_Directive:_
Go through the material below and copy all lines with "시나리오".

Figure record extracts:
* begin *

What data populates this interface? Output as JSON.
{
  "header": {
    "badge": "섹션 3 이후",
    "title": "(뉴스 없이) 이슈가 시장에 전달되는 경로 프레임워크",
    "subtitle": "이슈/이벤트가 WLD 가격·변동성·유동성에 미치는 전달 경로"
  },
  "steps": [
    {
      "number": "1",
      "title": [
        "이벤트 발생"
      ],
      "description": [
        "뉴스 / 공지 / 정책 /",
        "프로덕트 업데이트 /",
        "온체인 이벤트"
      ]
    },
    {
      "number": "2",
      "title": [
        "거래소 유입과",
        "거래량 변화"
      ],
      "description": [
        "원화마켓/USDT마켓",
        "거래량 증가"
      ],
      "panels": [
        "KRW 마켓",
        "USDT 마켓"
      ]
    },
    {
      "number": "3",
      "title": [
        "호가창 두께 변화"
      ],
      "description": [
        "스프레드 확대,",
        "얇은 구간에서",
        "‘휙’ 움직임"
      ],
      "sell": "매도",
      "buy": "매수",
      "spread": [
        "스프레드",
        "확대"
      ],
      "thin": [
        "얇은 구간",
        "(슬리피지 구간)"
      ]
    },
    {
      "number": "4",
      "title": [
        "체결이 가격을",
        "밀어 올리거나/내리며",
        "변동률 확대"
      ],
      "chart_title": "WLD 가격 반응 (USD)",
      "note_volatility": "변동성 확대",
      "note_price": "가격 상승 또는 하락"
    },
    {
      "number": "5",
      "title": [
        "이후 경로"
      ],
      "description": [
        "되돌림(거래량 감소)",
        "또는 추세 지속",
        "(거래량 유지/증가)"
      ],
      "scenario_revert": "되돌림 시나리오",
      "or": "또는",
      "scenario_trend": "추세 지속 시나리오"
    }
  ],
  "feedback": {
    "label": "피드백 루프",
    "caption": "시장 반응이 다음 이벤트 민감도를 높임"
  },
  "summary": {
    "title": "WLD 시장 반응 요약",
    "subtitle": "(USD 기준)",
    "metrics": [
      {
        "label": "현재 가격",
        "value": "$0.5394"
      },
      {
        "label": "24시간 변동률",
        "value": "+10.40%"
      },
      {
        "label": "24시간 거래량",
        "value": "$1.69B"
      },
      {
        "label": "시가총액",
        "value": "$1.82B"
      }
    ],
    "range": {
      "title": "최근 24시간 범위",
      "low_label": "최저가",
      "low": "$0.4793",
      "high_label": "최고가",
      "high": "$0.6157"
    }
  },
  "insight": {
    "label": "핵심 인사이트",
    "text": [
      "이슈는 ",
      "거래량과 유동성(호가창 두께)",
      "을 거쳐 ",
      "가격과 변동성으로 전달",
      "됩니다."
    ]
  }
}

* end *

_Correct output:_
      "scenario_revert": "되돌림 시나리오",
      "scenario_trend": "추세 지속 시나리오"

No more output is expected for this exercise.